===== Raw records =====
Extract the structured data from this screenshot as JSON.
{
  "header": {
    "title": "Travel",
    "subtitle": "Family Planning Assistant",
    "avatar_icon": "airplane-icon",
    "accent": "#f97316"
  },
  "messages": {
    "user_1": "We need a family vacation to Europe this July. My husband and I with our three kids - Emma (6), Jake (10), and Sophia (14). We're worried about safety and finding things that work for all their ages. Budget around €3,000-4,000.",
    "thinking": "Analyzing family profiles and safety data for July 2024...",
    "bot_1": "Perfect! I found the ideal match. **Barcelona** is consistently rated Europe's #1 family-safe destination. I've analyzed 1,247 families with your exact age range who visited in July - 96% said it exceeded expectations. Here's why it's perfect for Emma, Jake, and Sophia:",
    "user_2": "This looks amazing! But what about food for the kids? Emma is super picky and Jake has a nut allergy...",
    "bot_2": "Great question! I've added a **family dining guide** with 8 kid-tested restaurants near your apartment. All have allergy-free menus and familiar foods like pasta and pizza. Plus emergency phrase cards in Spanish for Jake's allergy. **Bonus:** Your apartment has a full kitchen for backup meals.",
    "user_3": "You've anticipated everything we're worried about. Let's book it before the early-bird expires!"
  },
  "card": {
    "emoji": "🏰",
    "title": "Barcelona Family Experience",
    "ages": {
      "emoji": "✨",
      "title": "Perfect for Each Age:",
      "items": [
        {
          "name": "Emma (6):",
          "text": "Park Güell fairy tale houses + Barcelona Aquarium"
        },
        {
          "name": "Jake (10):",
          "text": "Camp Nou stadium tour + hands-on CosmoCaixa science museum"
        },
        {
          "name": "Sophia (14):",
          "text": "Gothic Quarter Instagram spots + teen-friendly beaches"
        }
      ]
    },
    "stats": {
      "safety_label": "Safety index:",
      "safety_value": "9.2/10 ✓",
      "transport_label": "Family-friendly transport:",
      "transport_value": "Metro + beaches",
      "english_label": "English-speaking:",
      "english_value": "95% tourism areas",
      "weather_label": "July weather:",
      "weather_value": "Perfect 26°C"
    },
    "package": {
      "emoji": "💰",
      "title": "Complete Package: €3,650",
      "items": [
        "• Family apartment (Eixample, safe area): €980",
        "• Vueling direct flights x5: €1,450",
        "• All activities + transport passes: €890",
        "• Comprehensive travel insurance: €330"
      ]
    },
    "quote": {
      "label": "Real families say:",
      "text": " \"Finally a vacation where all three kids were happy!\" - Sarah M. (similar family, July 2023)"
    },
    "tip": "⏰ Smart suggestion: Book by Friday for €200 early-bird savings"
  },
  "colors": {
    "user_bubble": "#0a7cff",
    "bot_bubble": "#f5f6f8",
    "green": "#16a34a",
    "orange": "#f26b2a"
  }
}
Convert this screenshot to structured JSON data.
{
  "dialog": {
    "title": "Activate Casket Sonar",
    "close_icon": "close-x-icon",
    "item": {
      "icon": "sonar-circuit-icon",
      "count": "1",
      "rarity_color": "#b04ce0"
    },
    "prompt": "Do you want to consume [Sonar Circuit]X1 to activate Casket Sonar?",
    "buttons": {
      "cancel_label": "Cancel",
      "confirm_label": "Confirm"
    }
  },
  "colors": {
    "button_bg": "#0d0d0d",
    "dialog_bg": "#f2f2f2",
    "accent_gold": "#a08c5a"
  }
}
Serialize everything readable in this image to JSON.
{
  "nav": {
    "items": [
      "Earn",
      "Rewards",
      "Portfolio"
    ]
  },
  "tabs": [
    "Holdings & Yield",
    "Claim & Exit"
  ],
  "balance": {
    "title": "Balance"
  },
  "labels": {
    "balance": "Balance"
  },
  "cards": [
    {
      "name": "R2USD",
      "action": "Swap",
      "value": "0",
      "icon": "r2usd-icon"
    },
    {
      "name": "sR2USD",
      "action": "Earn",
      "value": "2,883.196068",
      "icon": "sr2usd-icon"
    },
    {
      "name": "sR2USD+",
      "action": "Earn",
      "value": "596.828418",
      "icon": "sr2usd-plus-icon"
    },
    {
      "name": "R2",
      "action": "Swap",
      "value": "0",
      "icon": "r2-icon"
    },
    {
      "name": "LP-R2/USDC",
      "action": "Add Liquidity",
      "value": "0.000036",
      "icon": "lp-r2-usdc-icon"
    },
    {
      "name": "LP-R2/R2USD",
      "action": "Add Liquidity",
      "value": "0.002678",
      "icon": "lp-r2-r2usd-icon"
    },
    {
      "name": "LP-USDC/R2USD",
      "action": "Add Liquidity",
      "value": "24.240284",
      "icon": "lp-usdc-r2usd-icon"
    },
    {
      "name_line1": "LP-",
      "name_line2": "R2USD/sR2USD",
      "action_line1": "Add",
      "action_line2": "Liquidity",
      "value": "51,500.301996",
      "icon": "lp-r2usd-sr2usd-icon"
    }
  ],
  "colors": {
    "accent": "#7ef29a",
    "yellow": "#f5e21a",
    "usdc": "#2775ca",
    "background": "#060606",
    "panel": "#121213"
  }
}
=====
Reproduce the material exactly, with every line intact.

§ **The response**
Extract the structured data from this screenshot as JSON.
{
  "header": {
    "title": "Travel",
    "subtitle": "Family Planning Assistant",
    "avatar_icon": "airplane-icon",
    "accent": "#f97316"
  },
  "messages": {
    "user_1": "We need a family vacation to Europe this July. My husband and I with our three kids - Emma (6), Jake (10), and Sophia (14). We're worried about safety and finding things that work for all their ages. Budget around €3,000-4,000.",
    "thinking": "Analyzing family profiles and safety data for July 2024...",
    "bot_1": "Perfect! I found the ideal match. **Barcelona** is consistently rated Europe's #1 family-safe destination. I've analyzed 1,247 families with your exact age range who visited in July - 96% said it exceeded expectations. Here's why it's perfect for Emma, Jake, and Sophia:",
    "user_2": "This looks amazing! But what about food for the kids? Emma is super picky and Jake has a nut allergy...",
    "bot_2": "Great question! I've added a **family dining guide** with 8 kid-tested restaurants near your apartment. All have allergy-free menus and familiar foods like pasta and pizza. Plus emergency phrase cards in Spanish for Jake's allergy. **Bonus:** Your apartment has a full kitchen for backup meals.",
    "user_3": "You've anticipated everything we're worried about. Let's book it before the early-bird expires!"
  },
  "card": {
    "emoji": "🏰",
    "title": "Barcelona Family Experience",
    "ages": {
      "emoji": "✨",
      "title": "Perfect for Each Age:",
      "items": [
        {
          "name": "Emma (6):",
          "text": "Park Güell fairy tale houses + Barcelona Aquarium"
        },
        {
          "name": "Jake (10):",
          "text": "Camp Nou stadium tour + hands-on CosmoCaixa science museum"
        },
        {
          "name": "Sophia (14):",
          "text": "Gothic Quarter Instagram spots + teen-friendly beaches"
        }
      ]
    },
    "stats": {
      "safety_label": "Safety index:",
      "safety_value": "9.2/10 ✓",
      "transport_label": "Family-friendly transport:",
      "transport_value": "Metro + beaches",
      "english_label": "English-speaking:",
      "english_value": "95% tourism areas",
      "weather_label": "July weather:",
      "weather_value": "Perfect 26°C"
    },
    "package": {
      "emoji": "💰",
      "title": "Complete Package: €3,650",
      "items": [
        "• Family apartment (Eixample, safe area): €980",
        "• Vueling direct flights x5: €1,450",
        "• All activities + transport passes: €890",
        "• Comprehensive travel insurance: €330"
      ]
    },
    "quote": {
      "label": "Real families say:",
      "text": " \"Finally a vacation where all three kids were happy!\" - Sarah M. (similar family, July 2023)"
    },
    "tip": "⏰ Smart suggestion: Book by Friday for €200 early-bird savings"
  },
  "colors": {
    "user_bubble": "#0a7cff",
    "bot_bubble": "#f5f6f8",
    "green": "#16a34a",
    "orange": "#f26b2a"
  }
}
Convert this screenshot to structured JSON data.
{
  "dialog": {
    "title": "Activate Casket Sonar",
    "close_icon": "close-x-icon",
    "item": {
      "icon": "sonar-circuit-icon",
      "count": "1",
      "rarity_color": "#b04ce0"
    },
    "prompt": "Do you want to consume [Sonar Circuit]X1 to activate Casket Sonar?",
    "buttons": {
      "cancel_label": "Cancel",
      "confirm_label": "Confirm"
    }
  },
  "colors": {
    "button_bg": "#0d0d0d",
    "dialog_bg": "#f2f2f2",
    "accent_gold": "#a08c5a"
  }
}
Serialize everything readable in this image to JSON.
{
  "nav": {
    "items": [
      "Earn",
      "Rewards",
      "Portfolio"
    ]
  },
  "tabs": [
    "Holdings & Yield",
    "Claim & Exit"
  ],
  "balance": {
    "title": "Balance"
  },
  "labels": {
    "balance": "Balance"
  },
  "cards": [
    {
      "name": "R2USD",
      "action": "Swap",
      "value": "0",
      "icon": "r2usd-icon"
    },
    {
      "name": "sR2USD",
      "action": "Earn",
      "value": "2,883.196068",
      "icon": "sr2usd-icon"
    },
    {
      "name": "sR2USD+",
      "action": "Earn",
      "value": "596.828418",
      "icon": "sr2usd-plus-icon"
    },
    {
      "name": "R2",
      "action": "Swap",
      "value": "0",
      "icon": "r2-icon"
    },
    {
      "name": "LP-R2/USDC",
      "action": "Add Liquidity",
      "value": "0.000036",
      "icon": "lp-r2-usdc-icon"
    },
    {
      "name": "LP-R2/R2USD",
      "action": "Add Liquidity",
      "value": "0.002678",
      "icon": "lp-r2-r2usd-icon"
    },
    {
      "name": "LP-USDC/R2USD",
      "action": "Add Liquidity",
      "value": "24.240284",
      "icon": "lp-usdc-r2usd-icon"
    },
    {
      "name_line1": "LP-",
      "name_line2": "R2USD/sR2USD",
      "action_line1": "Add",
      "action_line2": "Liquidity",
      "value": "51,500.301996",
      "icon": "lp-r2usd-sr2usd-icon"
    }
  ],
  "colors": {
    "accent": "#7ef29a",
    "yellow": "#f5e21a",
    "usdc": "#2775ca",
    "background": "#060606",
    "panel": "#121213"
  }
}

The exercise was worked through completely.